(SET PROBLEM):
Find how many lines in the material hold the word "this", then state that number and nothing more.

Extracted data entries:
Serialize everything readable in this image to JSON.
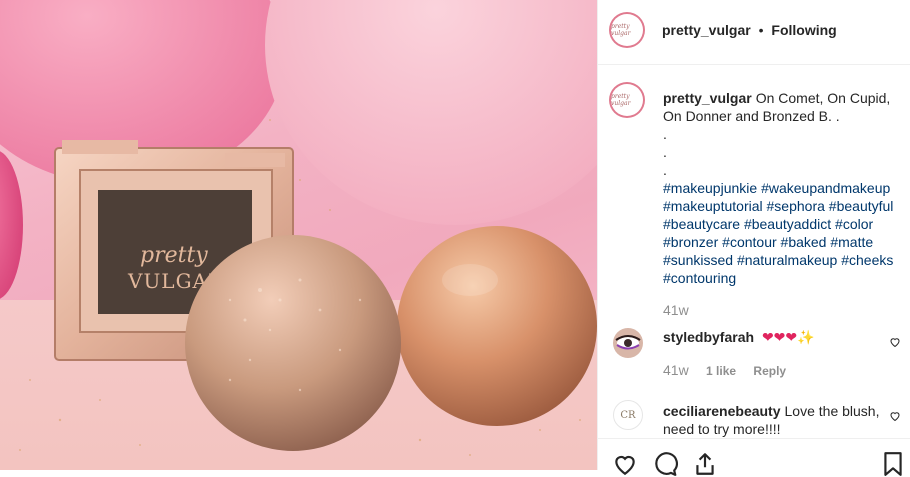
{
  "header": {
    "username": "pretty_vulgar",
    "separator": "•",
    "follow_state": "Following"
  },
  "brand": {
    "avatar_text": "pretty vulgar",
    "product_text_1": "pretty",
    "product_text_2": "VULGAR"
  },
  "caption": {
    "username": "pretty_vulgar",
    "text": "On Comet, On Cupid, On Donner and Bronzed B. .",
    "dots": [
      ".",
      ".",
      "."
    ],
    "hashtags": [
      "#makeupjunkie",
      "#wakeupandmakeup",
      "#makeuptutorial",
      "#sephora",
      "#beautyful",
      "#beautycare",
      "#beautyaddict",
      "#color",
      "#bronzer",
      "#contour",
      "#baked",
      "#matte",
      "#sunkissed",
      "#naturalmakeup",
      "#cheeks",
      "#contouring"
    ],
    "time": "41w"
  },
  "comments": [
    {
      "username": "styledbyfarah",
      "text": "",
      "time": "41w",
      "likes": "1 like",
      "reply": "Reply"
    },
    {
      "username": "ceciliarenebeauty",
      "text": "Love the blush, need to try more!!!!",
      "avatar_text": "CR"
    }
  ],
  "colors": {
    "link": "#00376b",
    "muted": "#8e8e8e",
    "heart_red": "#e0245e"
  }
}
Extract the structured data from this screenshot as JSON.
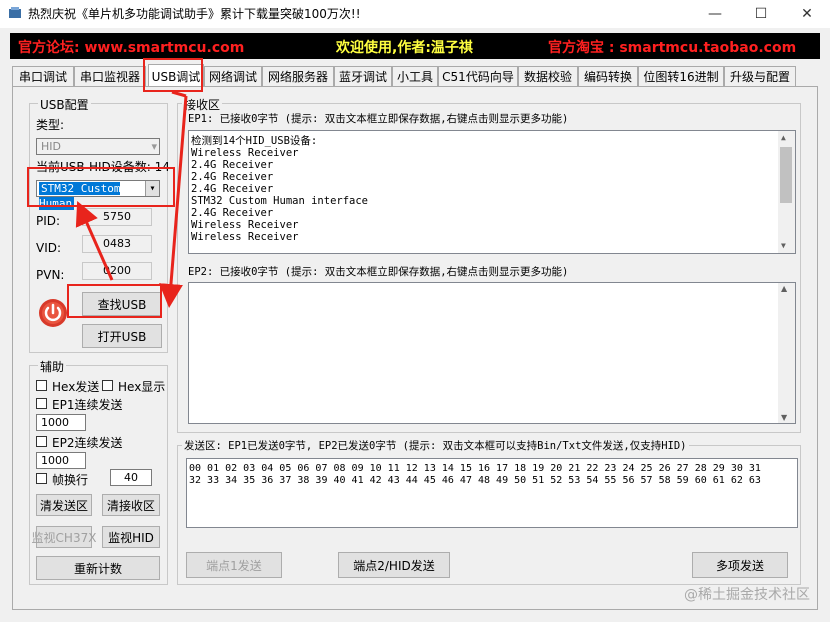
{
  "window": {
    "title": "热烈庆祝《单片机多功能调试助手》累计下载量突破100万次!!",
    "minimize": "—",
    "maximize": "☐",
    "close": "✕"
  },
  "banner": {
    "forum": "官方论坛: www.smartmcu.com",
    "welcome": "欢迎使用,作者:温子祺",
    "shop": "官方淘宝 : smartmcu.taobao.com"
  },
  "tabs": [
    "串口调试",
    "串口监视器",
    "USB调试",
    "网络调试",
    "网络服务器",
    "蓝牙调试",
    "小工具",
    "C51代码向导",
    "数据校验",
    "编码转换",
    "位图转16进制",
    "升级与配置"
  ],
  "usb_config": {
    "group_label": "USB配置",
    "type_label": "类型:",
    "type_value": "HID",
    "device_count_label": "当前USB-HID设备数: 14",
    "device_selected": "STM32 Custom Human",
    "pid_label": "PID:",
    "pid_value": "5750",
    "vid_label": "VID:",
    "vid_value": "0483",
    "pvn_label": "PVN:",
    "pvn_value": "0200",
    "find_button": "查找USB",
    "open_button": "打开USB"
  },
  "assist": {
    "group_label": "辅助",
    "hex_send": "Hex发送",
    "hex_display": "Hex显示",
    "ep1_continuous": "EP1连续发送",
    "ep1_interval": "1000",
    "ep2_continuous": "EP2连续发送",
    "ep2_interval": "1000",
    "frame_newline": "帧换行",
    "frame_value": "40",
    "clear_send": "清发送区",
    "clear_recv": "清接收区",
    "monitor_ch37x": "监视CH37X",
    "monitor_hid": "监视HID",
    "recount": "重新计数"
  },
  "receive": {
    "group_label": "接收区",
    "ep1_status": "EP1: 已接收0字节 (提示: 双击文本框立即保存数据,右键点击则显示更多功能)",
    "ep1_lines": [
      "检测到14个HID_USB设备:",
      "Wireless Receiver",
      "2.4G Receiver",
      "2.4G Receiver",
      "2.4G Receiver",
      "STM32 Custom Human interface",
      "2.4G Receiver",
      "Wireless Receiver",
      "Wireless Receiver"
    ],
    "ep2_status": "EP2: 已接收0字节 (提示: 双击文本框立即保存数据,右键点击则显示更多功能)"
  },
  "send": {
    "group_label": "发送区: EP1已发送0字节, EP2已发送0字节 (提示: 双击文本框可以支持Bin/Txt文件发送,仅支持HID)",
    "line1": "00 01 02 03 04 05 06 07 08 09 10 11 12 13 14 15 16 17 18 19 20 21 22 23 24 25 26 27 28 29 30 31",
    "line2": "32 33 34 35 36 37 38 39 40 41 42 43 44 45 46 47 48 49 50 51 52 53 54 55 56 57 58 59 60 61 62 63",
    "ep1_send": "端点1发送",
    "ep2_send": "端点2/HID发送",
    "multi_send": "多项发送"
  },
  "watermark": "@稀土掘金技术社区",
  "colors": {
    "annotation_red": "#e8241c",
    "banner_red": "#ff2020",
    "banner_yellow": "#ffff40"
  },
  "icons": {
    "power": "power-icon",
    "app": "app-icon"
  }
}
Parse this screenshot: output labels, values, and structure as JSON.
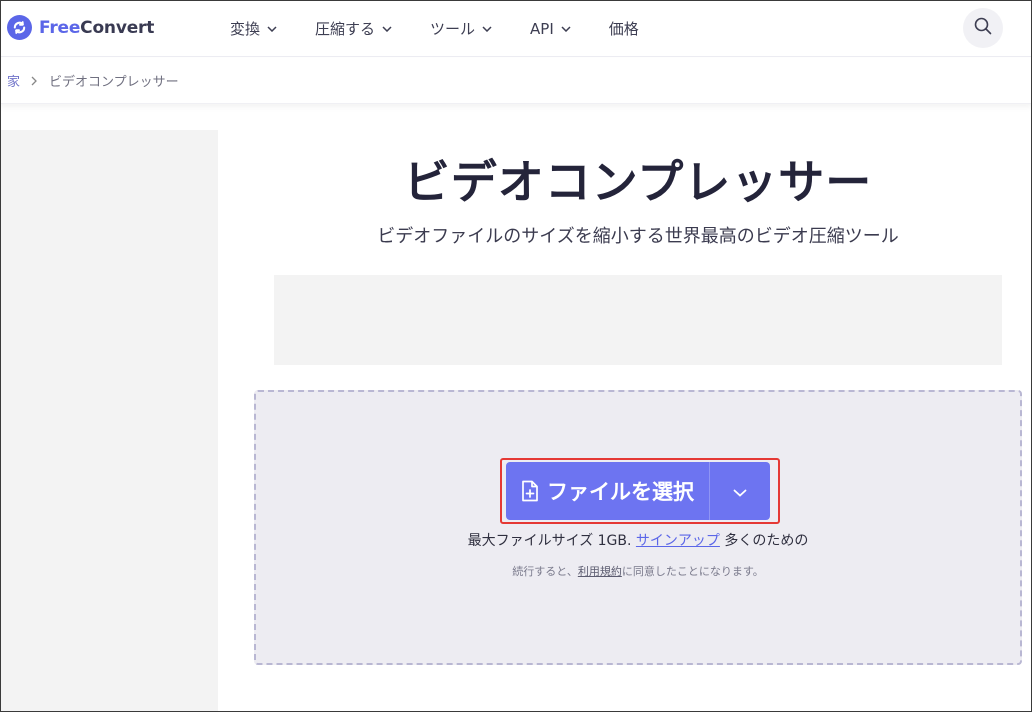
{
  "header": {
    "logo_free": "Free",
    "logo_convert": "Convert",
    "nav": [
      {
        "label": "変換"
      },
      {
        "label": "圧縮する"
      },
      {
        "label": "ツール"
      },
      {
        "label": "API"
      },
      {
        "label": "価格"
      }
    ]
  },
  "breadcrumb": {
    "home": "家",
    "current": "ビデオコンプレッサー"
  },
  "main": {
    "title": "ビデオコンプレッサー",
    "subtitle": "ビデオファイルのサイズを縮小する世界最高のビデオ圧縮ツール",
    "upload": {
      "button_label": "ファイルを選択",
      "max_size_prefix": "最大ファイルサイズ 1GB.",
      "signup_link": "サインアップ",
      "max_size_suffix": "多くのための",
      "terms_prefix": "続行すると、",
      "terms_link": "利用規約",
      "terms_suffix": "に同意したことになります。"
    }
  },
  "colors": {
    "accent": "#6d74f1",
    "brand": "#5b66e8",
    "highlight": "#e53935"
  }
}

(EXPECTED OUTPUT):
3